## Given problem:
Please give the data below again in full, exactly as it stands.

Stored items

-=-=-

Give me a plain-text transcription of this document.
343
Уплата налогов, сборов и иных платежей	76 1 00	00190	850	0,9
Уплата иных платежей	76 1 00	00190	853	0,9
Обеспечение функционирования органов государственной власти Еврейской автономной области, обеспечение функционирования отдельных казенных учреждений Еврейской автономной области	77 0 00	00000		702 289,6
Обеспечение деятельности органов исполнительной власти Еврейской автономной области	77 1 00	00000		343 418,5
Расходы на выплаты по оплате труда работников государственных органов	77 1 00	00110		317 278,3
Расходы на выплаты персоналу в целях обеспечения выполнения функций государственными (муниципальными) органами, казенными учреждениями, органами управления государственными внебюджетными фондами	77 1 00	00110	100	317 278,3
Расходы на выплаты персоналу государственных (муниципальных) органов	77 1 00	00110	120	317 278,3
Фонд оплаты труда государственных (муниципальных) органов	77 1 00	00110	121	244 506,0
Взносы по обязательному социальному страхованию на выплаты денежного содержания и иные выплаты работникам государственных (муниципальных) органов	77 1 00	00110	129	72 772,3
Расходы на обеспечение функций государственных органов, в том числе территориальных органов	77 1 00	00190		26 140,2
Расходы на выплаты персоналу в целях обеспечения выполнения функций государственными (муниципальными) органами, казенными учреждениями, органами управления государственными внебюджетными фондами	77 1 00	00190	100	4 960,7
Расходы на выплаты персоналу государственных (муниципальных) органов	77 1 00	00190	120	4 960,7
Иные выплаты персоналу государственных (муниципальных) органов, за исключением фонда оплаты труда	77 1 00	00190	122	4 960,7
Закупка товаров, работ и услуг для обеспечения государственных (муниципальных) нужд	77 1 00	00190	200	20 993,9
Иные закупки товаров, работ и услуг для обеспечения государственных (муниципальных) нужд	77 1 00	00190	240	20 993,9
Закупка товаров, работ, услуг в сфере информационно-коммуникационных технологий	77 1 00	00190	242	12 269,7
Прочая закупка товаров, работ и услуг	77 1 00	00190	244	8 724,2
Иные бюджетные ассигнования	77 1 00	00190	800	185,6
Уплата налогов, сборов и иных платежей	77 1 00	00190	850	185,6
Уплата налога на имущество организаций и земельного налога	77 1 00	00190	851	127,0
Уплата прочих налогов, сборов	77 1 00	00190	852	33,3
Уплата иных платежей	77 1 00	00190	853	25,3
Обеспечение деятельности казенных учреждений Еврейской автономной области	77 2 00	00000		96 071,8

-=-=-

## Problem solution:
Give me a plain-text transcription of this document.
343
Уплата налогов, сборов и иных платежей	76 1 00	00190	850	0,9
Уплата иных платежей	76 1 00	00190	853	0,9
Обеспечение функционирования органов государственной власти Еврейской автономной области, обеспечение функционирования отдельных казенных учреждений Еврейской автономной области	77 0 00	00000		702 289,6
Обеспечение деятельности органов исполнительной власти Еврейской автономной области	77 1 00	00000		343 418,5
Расходы на выплаты по оплате труда работников государственных органов	77 1 00	00110		317 278,3
Расходы на выплаты персоналу в целях обеспечения выполнения функций государственными (муниципальными) органами, казенными учреждениями, органами управления государственными внебюджетными фондами	77 1 00	00110	100	317 278,3
Расходы на выплаты персоналу государственных (муниципальных) органов	77 1 00	00110	120	317 278,3
Фонд оплаты труда государственных (муниципальных) органов	77 1 00	00110	121	244 506,0
Взносы по обязательному социальному страхованию на выплаты денежного содержания и иные выплаты работникам государственных (муниципальных) органов	77 1 00	00110	129	72 772,3
Расходы на обеспечение функций государственных органов, в том числе территориальных органов	77 1 00	00190		26 140,2
Расходы на выплаты персоналу в целях обеспечения выполнения функций государственными (муниципальными) органами, казенными учреждениями, органами управления государственными внебюджетными фондами	77 1 00	00190	100	4 960,7
Расходы на выплаты персоналу государственных (муниципальных) органов	77 1 00	00190	120	4 960,7
Иные выплаты персоналу государственных (муниципальных) органов, за исключением фонда оплаты труда	77 1 00	00190	122	4 960,7
Закупка товаров, работ и услуг для обеспечения государственных (муниципальных) нужд	77 1 00	00190	200	20 993,9
Иные закупки товаров, работ и услуг для обеспечения государственных (муниципальных) нужд	77 1 00	00190	240	20 993,9
Закупка товаров, работ, услуг в сфере информационно-коммуникационных технологий	77 1 00	00190	242	12 269,7
Прочая закупка товаров, работ и услуг	77 1 00	00190	244	8 724,2
Иные бюджетные ассигнования	77 1 00	00190	800	185,6
Уплата налогов, сборов и иных платежей	77 1 00	00190	850	185,6
Уплата налога на имущество организаций и земельного налога	77 1 00	00190	851	127,0
Уплата прочих налогов, сборов	77 1 00	00190	852	33,3
Уплата иных платежей	77 1 00	00190	853	25,3
Обеспечение деятельности казенных учреждений Еврейской автономной области	77 2 00	00000		96 071,8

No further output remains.